[start]
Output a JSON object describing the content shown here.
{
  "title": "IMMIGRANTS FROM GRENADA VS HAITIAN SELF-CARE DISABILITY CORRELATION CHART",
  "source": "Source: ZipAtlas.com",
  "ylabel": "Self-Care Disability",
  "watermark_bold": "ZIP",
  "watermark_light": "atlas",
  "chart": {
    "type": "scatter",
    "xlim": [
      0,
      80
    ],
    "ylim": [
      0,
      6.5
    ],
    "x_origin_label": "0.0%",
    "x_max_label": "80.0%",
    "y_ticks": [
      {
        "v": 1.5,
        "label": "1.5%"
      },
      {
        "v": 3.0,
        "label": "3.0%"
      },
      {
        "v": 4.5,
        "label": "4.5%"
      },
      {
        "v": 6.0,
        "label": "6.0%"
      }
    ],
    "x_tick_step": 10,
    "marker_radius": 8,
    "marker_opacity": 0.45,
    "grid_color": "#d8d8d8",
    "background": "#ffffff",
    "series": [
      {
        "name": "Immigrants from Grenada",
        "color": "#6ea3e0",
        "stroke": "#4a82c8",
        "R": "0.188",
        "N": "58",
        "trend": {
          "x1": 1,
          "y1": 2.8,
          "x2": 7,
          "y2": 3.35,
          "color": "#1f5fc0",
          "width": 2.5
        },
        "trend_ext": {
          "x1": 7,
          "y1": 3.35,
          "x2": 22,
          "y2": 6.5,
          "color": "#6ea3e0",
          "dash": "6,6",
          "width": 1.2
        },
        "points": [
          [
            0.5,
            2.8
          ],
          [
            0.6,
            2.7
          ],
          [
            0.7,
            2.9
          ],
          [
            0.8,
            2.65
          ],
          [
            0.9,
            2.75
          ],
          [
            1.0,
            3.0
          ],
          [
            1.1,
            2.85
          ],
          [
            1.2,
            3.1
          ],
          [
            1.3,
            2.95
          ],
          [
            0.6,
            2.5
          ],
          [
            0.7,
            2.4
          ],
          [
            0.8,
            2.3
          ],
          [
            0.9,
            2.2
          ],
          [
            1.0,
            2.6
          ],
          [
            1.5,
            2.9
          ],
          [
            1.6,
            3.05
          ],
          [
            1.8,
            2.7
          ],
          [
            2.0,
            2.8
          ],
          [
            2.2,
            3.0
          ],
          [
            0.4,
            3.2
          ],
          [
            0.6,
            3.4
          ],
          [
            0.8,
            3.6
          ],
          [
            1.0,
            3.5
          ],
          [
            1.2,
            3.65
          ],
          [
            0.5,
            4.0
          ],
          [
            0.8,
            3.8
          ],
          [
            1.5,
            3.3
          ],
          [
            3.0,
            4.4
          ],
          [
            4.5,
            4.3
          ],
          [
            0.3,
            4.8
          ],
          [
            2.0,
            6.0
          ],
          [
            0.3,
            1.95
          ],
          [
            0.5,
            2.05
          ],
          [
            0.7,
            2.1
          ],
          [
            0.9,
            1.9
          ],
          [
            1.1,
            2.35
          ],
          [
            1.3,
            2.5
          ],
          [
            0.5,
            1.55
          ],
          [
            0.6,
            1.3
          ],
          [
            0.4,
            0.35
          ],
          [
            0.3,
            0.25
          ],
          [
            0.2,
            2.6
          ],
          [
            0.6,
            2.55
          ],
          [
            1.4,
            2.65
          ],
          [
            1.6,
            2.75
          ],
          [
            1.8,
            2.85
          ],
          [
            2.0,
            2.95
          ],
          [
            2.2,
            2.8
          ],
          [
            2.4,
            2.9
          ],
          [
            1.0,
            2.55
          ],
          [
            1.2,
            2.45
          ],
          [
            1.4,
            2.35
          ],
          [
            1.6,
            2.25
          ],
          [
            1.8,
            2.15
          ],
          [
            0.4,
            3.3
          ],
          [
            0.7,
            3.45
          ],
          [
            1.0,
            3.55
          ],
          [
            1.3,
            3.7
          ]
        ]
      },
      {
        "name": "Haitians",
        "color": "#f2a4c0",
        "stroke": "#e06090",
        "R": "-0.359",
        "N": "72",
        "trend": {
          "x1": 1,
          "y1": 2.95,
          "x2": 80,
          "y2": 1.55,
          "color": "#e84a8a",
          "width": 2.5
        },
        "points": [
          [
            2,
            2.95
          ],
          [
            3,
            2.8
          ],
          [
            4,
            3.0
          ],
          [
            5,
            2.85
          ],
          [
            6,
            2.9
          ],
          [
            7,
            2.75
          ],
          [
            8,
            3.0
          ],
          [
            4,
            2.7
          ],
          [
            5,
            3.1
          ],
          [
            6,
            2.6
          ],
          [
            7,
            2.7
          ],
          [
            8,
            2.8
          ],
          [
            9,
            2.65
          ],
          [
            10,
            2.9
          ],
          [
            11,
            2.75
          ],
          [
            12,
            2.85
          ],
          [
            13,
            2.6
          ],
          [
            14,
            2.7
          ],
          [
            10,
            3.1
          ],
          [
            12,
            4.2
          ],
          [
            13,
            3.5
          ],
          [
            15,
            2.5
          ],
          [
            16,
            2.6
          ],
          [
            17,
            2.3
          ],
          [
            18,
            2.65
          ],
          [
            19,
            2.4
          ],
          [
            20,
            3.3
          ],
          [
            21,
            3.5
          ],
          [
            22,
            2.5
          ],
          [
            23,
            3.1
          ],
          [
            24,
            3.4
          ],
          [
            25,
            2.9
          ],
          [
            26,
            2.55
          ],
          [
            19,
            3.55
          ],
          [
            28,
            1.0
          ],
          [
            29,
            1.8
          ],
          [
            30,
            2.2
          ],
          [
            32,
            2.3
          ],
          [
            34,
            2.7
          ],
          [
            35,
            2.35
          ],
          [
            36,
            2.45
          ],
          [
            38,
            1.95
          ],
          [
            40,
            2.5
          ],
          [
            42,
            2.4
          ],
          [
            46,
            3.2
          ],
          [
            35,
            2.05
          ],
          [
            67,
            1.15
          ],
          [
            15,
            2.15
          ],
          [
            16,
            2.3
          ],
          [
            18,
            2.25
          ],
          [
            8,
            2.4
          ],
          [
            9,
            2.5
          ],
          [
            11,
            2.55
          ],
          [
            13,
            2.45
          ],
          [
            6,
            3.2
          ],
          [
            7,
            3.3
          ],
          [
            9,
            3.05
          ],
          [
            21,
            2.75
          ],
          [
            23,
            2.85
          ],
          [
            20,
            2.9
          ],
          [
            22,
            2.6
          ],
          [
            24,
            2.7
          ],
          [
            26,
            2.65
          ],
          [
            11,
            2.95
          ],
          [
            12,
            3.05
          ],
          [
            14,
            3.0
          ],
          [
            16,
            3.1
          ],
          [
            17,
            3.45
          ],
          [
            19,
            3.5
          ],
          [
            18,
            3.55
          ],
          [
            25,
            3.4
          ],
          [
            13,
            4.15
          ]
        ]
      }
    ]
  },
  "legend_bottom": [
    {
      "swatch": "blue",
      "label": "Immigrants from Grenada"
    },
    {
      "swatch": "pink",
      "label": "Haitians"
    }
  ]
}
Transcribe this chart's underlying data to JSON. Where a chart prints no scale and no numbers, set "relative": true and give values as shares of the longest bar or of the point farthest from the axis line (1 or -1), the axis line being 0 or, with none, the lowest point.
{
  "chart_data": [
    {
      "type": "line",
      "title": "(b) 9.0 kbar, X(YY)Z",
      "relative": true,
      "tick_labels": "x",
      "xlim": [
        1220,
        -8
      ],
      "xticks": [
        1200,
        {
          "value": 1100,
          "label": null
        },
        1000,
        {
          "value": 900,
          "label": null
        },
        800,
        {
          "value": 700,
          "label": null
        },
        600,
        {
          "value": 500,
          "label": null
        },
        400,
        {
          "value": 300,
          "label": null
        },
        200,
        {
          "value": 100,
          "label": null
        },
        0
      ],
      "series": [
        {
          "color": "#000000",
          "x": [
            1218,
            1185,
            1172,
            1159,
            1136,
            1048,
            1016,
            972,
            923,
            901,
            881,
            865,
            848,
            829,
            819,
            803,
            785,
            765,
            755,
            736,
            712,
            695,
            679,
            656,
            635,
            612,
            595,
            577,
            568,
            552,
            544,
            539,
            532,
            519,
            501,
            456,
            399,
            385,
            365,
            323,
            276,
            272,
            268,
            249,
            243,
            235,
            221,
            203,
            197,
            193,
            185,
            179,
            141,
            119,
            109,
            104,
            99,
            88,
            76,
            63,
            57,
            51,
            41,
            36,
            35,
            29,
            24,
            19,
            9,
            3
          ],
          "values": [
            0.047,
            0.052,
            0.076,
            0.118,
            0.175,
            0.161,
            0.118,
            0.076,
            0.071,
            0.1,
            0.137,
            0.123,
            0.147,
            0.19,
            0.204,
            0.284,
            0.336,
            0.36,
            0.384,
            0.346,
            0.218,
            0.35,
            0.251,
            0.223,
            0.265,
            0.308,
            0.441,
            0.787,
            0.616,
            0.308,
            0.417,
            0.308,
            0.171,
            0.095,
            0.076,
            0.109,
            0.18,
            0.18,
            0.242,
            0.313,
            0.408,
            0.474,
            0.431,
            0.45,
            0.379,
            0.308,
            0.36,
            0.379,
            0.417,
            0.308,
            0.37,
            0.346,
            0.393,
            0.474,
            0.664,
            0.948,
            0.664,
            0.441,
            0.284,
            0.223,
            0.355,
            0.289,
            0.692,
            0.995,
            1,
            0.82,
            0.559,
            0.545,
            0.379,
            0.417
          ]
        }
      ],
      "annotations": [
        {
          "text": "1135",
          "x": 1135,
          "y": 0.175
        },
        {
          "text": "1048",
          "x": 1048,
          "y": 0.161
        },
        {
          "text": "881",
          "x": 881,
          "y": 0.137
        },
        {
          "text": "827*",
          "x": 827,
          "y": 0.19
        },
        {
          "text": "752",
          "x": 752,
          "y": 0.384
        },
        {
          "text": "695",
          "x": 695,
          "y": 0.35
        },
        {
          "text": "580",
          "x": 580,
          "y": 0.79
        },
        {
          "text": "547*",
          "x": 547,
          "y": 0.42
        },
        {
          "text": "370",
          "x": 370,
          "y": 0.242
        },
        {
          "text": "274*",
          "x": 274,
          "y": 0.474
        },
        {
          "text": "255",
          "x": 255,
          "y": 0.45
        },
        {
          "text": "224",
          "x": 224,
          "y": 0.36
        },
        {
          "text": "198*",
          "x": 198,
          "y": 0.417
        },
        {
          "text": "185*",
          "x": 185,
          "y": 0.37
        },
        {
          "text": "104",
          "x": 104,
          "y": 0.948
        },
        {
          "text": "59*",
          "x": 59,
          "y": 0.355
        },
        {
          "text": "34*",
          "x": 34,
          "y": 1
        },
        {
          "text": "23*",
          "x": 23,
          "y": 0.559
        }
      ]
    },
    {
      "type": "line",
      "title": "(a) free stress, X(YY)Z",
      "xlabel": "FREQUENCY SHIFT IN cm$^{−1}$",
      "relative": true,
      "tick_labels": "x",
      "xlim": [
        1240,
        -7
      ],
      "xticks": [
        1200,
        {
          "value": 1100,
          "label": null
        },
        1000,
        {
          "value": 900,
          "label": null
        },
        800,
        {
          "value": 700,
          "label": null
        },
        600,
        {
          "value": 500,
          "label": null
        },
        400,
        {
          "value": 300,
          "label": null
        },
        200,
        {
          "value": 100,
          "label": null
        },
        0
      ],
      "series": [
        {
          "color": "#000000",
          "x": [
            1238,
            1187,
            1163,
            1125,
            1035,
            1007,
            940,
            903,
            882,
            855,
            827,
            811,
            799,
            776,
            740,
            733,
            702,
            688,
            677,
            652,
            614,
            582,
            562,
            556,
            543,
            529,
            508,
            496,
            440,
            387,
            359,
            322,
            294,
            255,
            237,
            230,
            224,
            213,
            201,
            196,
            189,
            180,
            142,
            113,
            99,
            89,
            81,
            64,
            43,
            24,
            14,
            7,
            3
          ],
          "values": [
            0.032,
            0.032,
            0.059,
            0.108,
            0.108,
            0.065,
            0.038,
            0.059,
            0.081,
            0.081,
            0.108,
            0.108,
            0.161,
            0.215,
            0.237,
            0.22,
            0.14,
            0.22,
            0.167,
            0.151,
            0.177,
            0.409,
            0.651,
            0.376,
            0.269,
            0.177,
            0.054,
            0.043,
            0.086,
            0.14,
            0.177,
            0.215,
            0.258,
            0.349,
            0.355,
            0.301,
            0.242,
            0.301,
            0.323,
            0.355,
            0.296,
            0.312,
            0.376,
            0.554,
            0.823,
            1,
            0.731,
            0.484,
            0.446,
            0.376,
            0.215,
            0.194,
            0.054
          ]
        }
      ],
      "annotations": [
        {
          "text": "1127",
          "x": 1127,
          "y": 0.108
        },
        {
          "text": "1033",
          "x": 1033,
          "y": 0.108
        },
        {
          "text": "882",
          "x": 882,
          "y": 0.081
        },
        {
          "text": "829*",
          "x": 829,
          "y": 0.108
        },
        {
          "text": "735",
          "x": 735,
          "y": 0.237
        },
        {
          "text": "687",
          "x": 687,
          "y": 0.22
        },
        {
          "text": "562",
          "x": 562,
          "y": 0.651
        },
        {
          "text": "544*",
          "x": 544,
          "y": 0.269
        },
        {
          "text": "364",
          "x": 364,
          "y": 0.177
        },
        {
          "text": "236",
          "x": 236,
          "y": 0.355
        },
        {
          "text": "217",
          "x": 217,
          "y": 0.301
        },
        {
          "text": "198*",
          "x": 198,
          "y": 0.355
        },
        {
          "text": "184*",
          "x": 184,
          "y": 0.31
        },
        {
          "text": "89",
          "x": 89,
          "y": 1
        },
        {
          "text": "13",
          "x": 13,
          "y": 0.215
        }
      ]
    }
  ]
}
[end]
[Stated exercise] Give the number of lines in the records that contain the string "title", with no other output.

[Solution for this task] 3